*Instruction*:
Lines containing "ylabel" are to be counted. Give the number and nothing more.

*Data extract*:
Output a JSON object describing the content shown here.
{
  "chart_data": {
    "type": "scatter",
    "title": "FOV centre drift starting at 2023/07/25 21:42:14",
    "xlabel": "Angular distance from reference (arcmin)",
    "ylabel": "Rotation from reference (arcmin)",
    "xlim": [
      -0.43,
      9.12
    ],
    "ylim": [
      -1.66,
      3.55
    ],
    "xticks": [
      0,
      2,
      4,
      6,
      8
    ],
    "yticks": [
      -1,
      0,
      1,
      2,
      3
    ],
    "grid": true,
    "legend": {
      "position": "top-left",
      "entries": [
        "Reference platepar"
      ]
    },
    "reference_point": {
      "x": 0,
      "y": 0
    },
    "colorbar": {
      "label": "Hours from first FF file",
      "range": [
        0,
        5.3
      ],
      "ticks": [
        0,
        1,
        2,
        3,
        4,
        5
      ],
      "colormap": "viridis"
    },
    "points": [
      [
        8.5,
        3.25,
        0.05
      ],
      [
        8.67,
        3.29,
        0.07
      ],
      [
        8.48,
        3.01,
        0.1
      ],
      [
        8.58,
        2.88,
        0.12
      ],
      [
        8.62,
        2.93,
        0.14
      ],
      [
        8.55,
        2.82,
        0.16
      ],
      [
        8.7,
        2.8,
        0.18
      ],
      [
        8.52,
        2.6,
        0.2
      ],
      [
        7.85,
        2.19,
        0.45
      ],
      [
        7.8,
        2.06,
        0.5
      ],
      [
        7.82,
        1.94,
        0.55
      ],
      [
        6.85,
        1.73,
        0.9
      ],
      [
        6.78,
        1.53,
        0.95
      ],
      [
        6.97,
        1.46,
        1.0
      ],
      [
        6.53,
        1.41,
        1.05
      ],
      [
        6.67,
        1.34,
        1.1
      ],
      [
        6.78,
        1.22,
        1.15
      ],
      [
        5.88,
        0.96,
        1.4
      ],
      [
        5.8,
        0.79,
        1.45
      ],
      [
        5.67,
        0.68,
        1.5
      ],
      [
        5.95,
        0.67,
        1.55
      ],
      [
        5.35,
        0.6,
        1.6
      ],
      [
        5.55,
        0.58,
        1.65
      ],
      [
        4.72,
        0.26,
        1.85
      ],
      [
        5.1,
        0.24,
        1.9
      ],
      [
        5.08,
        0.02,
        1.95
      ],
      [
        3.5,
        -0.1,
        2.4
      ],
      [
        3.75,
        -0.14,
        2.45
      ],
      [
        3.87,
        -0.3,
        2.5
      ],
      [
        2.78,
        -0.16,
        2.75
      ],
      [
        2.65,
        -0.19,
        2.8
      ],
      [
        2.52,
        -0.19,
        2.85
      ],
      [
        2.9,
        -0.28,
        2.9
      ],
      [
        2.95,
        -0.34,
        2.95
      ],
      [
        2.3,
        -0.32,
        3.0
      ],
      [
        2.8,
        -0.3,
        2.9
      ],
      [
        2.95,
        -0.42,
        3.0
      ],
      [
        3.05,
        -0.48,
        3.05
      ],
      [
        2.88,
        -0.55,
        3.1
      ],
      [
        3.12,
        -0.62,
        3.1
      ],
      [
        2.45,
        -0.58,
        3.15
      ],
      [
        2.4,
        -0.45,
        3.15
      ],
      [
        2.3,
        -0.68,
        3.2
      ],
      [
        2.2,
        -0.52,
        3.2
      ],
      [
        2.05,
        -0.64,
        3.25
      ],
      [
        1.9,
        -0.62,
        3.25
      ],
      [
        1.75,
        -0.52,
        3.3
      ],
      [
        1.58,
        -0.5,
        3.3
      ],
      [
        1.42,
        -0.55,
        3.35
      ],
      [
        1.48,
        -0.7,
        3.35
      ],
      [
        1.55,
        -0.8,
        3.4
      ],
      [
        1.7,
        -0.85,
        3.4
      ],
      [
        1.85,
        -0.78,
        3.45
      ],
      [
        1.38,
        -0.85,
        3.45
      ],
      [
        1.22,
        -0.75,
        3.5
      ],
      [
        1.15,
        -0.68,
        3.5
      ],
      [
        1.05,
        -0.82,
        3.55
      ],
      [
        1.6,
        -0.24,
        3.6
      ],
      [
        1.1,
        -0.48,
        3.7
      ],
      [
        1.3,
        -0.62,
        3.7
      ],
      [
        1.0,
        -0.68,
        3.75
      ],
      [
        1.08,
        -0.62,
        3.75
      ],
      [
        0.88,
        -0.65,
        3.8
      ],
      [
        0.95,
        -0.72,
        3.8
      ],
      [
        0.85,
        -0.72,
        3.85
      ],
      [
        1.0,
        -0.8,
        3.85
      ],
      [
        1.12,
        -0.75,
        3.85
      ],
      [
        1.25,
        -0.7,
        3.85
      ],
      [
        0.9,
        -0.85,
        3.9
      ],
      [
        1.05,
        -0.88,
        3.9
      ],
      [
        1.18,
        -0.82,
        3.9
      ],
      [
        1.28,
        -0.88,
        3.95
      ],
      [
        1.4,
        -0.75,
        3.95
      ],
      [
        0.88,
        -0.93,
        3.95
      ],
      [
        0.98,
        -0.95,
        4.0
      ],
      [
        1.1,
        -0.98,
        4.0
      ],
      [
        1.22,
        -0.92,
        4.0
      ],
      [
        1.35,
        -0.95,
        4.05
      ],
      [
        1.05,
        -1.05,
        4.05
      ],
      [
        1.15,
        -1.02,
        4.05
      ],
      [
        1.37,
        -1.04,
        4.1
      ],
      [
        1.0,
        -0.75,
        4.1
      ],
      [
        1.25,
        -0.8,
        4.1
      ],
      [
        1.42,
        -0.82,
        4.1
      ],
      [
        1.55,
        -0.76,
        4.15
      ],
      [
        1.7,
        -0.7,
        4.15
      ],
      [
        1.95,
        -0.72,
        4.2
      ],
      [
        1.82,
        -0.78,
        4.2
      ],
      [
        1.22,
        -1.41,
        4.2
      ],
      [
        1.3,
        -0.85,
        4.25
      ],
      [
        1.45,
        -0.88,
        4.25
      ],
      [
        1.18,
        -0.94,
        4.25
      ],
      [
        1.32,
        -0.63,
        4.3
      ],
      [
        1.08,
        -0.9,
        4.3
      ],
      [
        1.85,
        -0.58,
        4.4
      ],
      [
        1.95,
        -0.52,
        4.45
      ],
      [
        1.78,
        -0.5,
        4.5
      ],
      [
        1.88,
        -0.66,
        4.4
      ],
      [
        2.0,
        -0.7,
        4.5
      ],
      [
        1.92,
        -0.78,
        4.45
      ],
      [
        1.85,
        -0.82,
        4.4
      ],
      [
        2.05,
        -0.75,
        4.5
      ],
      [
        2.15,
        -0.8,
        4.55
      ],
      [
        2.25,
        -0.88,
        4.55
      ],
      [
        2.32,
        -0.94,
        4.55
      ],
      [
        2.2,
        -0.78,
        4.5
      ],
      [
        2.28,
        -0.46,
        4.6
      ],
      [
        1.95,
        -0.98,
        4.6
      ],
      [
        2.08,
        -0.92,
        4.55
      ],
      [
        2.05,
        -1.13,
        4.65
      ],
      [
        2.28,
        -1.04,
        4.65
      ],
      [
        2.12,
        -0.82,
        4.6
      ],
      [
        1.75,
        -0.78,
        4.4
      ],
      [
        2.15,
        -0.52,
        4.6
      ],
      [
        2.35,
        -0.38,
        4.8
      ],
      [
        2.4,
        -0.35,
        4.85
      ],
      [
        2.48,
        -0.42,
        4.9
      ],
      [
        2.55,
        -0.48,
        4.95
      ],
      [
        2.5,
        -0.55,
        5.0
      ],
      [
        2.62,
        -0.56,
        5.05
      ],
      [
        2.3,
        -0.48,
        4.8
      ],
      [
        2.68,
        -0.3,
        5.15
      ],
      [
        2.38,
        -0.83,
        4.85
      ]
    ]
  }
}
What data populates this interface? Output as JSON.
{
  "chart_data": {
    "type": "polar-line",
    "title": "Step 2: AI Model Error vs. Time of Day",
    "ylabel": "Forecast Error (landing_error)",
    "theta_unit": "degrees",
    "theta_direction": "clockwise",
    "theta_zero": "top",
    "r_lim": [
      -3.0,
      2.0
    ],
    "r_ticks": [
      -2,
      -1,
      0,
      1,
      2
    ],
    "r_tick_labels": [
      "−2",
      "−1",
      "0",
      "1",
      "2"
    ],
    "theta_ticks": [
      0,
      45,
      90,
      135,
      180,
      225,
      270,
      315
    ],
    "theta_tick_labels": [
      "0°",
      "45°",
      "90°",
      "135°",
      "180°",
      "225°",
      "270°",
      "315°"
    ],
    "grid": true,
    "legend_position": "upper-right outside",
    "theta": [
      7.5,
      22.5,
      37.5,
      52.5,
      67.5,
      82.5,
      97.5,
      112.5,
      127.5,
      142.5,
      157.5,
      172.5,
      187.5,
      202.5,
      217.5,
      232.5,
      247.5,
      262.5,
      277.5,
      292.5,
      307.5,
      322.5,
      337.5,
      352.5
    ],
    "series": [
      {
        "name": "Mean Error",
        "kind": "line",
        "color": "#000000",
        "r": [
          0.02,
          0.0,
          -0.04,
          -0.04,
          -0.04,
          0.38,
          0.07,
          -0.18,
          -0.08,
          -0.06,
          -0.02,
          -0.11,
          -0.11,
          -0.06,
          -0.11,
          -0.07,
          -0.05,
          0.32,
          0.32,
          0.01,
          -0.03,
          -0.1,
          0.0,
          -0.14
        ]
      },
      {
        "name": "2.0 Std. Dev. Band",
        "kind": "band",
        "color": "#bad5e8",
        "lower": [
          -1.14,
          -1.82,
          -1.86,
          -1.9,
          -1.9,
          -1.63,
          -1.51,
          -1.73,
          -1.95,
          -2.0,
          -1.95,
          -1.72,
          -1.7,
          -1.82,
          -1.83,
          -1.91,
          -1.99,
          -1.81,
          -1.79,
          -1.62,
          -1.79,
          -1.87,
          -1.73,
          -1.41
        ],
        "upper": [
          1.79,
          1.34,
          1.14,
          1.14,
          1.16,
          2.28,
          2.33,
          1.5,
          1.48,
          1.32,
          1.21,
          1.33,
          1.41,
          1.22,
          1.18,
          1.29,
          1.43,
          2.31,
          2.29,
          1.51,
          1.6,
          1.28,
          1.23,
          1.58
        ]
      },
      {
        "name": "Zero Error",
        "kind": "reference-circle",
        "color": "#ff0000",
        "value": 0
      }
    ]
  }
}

*The response*:
2